**Directions:**
Your answer should be a single number: the count of lines that include the word "имеющие".

-- start of Supplied records --

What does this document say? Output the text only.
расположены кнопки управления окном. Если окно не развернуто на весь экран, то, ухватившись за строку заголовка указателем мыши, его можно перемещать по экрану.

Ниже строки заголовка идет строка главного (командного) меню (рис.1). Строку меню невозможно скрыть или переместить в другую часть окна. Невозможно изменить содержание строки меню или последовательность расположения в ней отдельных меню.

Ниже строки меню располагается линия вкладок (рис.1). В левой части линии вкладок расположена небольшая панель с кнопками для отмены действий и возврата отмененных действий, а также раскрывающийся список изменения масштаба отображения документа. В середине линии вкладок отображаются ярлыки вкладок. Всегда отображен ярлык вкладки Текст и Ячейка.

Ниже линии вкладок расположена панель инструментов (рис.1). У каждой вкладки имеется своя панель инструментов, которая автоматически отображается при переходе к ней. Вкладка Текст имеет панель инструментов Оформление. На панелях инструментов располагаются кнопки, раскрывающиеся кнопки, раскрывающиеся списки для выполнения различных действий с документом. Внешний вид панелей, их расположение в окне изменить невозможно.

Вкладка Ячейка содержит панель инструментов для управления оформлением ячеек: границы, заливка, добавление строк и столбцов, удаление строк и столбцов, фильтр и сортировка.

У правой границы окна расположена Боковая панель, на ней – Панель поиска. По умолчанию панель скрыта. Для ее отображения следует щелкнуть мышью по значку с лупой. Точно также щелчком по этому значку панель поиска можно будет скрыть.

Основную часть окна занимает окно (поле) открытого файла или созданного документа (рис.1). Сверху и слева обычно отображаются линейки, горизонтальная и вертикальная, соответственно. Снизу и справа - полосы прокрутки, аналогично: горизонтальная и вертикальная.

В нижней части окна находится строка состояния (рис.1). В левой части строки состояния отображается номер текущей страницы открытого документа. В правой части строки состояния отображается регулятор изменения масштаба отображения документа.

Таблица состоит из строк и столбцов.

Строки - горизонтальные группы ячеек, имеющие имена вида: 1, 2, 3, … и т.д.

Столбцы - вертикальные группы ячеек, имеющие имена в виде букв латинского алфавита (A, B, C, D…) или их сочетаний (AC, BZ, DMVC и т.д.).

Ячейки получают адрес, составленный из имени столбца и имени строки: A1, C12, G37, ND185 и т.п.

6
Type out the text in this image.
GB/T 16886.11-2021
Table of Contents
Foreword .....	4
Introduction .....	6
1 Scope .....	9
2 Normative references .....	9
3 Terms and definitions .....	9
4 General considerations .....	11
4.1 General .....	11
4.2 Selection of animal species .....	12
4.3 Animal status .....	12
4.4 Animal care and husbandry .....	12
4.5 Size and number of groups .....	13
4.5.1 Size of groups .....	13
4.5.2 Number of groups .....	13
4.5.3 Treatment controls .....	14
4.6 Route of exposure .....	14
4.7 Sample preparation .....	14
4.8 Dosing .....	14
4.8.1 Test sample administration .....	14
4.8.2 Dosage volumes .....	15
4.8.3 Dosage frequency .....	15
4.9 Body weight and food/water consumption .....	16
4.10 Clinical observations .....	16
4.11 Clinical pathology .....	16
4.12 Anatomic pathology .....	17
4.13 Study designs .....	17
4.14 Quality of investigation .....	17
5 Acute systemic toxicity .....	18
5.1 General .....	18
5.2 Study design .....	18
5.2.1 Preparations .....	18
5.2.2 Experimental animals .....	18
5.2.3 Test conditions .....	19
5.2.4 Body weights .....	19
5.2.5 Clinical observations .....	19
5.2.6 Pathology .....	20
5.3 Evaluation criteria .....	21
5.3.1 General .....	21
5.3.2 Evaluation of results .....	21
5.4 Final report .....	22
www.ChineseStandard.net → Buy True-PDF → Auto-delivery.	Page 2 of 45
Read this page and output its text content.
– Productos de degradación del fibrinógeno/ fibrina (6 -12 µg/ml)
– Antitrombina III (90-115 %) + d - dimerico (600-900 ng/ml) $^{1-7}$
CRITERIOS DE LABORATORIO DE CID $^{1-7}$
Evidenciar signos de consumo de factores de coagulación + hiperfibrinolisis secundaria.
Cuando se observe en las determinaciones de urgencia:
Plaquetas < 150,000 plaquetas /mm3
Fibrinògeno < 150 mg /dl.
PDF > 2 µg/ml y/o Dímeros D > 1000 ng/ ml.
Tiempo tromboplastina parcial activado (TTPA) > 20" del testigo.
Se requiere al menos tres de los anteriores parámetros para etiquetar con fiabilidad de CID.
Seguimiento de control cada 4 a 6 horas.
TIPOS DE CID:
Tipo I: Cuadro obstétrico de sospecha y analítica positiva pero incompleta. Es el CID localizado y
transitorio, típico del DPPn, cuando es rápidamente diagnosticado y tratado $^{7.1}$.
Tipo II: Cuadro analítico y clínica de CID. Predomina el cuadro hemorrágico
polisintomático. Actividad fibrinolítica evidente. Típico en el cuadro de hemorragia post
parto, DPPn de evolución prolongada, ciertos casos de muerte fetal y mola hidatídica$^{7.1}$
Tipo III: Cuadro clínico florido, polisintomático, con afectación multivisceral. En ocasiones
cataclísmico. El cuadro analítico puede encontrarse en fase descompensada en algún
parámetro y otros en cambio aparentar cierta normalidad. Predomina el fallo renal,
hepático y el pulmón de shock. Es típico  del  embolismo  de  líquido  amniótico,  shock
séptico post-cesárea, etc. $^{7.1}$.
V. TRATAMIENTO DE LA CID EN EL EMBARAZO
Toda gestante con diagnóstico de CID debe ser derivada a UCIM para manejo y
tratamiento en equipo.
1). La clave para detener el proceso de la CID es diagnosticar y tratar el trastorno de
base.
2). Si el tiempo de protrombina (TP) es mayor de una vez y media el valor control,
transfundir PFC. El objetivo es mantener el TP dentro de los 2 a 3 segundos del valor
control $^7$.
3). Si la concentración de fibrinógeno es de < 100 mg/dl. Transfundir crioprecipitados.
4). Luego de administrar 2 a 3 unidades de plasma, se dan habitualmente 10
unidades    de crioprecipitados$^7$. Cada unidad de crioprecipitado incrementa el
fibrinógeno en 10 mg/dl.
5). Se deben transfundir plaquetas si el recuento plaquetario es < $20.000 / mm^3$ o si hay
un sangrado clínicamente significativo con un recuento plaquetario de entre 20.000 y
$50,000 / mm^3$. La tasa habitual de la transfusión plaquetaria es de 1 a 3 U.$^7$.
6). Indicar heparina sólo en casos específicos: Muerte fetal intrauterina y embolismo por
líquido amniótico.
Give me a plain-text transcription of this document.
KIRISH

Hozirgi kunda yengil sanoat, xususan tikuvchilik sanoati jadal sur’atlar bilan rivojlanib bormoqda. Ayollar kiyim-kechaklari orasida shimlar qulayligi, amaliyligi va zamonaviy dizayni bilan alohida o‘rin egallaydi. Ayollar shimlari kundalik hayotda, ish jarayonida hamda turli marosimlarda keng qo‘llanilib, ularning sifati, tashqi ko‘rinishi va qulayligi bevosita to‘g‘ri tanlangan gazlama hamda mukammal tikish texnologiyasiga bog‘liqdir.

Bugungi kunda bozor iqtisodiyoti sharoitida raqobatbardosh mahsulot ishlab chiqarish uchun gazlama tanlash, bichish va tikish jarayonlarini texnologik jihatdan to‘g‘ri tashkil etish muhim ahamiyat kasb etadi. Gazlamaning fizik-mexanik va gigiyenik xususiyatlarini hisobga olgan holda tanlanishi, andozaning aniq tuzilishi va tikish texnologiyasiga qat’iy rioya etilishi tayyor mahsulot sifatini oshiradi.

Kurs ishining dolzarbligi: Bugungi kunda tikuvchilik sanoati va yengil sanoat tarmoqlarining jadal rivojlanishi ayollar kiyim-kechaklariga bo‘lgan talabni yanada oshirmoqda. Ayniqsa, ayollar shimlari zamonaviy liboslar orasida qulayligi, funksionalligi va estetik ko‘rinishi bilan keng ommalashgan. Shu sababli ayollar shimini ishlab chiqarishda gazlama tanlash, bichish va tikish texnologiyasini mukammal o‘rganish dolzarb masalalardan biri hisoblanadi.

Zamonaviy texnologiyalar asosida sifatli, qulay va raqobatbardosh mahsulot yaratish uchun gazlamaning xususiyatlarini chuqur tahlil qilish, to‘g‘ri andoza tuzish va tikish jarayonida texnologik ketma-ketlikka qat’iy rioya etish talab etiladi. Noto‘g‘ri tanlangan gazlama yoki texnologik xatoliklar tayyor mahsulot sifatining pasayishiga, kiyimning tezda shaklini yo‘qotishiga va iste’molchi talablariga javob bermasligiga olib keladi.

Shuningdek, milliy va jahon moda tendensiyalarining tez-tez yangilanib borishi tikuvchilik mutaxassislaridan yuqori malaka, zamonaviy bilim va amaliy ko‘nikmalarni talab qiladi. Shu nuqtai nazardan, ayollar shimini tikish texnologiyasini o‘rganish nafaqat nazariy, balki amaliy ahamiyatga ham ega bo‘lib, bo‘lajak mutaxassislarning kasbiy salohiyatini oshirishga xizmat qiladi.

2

-- end of Supplied records --

**Result for this exercise:**
2